* _What the exercise asks_
Search the listing below for the word "here" and copy each line that holds it.

* _Data for processing_
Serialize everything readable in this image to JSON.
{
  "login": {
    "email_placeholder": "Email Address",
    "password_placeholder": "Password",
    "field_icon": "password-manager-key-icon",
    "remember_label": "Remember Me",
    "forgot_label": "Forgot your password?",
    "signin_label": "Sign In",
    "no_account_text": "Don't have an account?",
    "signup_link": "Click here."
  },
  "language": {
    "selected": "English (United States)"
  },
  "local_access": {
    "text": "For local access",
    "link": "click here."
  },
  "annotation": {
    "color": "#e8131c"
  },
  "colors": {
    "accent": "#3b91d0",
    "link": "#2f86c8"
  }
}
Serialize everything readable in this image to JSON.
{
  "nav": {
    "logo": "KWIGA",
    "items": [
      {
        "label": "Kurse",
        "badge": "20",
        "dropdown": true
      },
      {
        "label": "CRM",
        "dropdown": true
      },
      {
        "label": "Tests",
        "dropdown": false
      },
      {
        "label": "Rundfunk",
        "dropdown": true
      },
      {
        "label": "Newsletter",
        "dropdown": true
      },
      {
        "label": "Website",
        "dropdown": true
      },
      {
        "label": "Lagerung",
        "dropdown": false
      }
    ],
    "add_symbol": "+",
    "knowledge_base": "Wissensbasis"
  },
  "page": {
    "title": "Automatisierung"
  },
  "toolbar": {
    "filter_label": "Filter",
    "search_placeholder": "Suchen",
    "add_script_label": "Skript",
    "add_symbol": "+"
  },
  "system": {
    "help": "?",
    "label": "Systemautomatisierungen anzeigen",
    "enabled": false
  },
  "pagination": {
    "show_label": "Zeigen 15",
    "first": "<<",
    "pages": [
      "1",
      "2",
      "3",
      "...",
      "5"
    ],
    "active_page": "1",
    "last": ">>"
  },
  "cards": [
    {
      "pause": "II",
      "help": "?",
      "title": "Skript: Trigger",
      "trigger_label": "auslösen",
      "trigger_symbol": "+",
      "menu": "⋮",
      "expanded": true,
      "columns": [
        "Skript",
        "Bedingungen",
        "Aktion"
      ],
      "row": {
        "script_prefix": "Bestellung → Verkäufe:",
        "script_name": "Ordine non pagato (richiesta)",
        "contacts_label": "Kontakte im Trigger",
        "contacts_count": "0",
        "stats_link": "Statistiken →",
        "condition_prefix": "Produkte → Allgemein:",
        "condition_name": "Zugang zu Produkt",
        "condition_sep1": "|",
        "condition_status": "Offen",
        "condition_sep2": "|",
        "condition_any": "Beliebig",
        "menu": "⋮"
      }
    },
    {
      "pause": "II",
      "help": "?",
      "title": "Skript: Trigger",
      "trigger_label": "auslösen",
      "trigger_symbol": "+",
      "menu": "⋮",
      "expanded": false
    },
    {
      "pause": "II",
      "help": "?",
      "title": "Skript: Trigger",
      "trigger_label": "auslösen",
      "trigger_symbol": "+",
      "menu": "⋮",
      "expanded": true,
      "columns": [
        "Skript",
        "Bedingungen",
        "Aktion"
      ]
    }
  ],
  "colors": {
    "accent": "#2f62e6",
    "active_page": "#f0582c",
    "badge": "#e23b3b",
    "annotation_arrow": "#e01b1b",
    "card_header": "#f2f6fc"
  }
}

* _Answer to the problem_
    "signup_link": "Click here."
    "link": "click here."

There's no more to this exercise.